--- BEGIN Data provided ---

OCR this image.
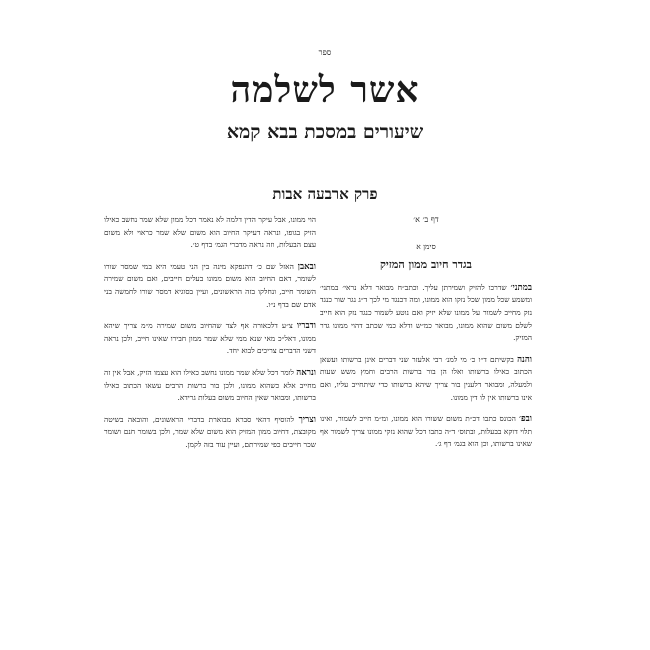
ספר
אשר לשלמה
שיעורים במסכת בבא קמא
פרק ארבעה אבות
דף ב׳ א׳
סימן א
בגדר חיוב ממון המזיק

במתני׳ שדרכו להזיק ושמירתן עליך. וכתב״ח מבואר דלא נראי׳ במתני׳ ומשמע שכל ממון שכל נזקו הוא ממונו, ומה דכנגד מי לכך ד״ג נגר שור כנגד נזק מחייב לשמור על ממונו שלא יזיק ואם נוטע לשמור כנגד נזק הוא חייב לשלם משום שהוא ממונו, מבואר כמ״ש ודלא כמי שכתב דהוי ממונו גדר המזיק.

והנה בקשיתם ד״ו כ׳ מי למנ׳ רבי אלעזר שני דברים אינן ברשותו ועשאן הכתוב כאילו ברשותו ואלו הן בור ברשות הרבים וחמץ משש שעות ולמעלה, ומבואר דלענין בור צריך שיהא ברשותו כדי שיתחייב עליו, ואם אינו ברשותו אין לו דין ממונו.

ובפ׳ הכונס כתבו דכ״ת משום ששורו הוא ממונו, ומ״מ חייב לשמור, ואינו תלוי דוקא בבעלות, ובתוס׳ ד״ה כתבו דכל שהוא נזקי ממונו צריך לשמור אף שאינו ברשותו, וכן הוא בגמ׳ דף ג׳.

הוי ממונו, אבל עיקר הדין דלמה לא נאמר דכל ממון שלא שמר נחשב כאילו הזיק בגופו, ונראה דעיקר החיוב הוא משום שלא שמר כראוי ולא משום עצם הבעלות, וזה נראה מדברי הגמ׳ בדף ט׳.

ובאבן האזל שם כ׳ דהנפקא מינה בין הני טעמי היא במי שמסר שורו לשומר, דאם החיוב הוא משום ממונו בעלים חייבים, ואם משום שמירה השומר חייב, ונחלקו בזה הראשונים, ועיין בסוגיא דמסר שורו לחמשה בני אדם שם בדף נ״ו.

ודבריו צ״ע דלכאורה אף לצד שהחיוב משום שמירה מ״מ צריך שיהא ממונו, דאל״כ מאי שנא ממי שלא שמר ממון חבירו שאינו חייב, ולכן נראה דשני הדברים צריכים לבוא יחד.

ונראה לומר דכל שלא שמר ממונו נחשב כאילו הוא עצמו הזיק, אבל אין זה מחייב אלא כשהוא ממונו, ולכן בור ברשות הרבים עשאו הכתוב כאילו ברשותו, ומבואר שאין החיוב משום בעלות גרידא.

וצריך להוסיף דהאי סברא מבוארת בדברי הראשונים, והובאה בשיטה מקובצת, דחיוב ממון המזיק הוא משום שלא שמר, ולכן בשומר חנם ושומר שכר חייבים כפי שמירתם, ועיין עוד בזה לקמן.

--- END Data provided ---

Reproduce every line above as written, skipping pictures.

**Exercise solution:**
OCR this image.
ספר
אשר לשלמה
שיעורים במסכת בבא קמא
פרק ארבעה אבות
דף ב׳ א׳
סימן א
בגדר חיוב ממון המזיק

במתני׳ שדרכו להזיק ושמירתן עליך. וכתב״ח מבואר דלא נראי׳ במתני׳ ומשמע שכל ממון שכל נזקו הוא ממונו, ומה דכנגד מי לכך ד״ג נגר שור כנגד נזק מחייב לשמור על ממונו שלא יזיק ואם נוטע לשמור כנגד נזק הוא חייב לשלם משום שהוא ממונו, מבואר כמ״ש ודלא כמי שכתב דהוי ממונו גדר המזיק.

והנה בקשיתם ד״ו כ׳ מי למנ׳ רבי אלעזר שני דברים אינן ברשותו ועשאן הכתוב כאילו ברשותו ואלו הן בור ברשות הרבים וחמץ משש שעות ולמעלה, ומבואר דלענין בור צריך שיהא ברשותו כדי שיתחייב עליו, ואם אינו ברשותו אין לו דין ממונו.

ובפ׳ הכונס כתבו דכ״ת משום ששורו הוא ממונו, ומ״מ חייב לשמור, ואינו תלוי דוקא בבעלות, ובתוס׳ ד״ה כתבו דכל שהוא נזקי ממונו צריך לשמור אף שאינו ברשותו, וכן הוא בגמ׳ דף ג׳.

הוי ממונו, אבל עיקר הדין דלמה לא נאמר דכל ממון שלא שמר נחשב כאילו הזיק בגופו, ונראה דעיקר החיוב הוא משום שלא שמר כראוי ולא משום עצם הבעלות, וזה נראה מדברי הגמ׳ בדף ט׳.

ובאבן האזל שם כ׳ דהנפקא מינה בין הני טעמי היא במי שמסר שורו לשומר, דאם החיוב הוא משום ממונו בעלים חייבים, ואם משום שמירה השומר חייב, ונחלקו בזה הראשונים, ועיין בסוגיא דמסר שורו לחמשה בני אדם שם בדף נ״ו.

ודבריו צ״ע דלכאורה אף לצד שהחיוב משום שמירה מ״מ צריך שיהא ממונו, דאל״כ מאי שנא ממי שלא שמר ממון חבירו שאינו חייב, ולכן נראה דשני הדברים צריכים לבוא יחד.

ונראה לומר דכל שלא שמר ממונו נחשב כאילו הוא עצמו הזיק, אבל אין זה מחייב אלא כשהוא ממונו, ולכן בור ברשות הרבים עשאו הכתוב כאילו ברשותו, ומבואר שאין החיוב משום בעלות גרידא.

וצריך להוסיף דהאי סברא מבוארת בדברי הראשונים, והובאה בשיטה מקובצת, דחיוב ממון המזיק הוא משום שלא שמר, ולכן בשומר חנם ושומר שכר חייבים כפי שמירתם, ועיין עוד בזה לקמן.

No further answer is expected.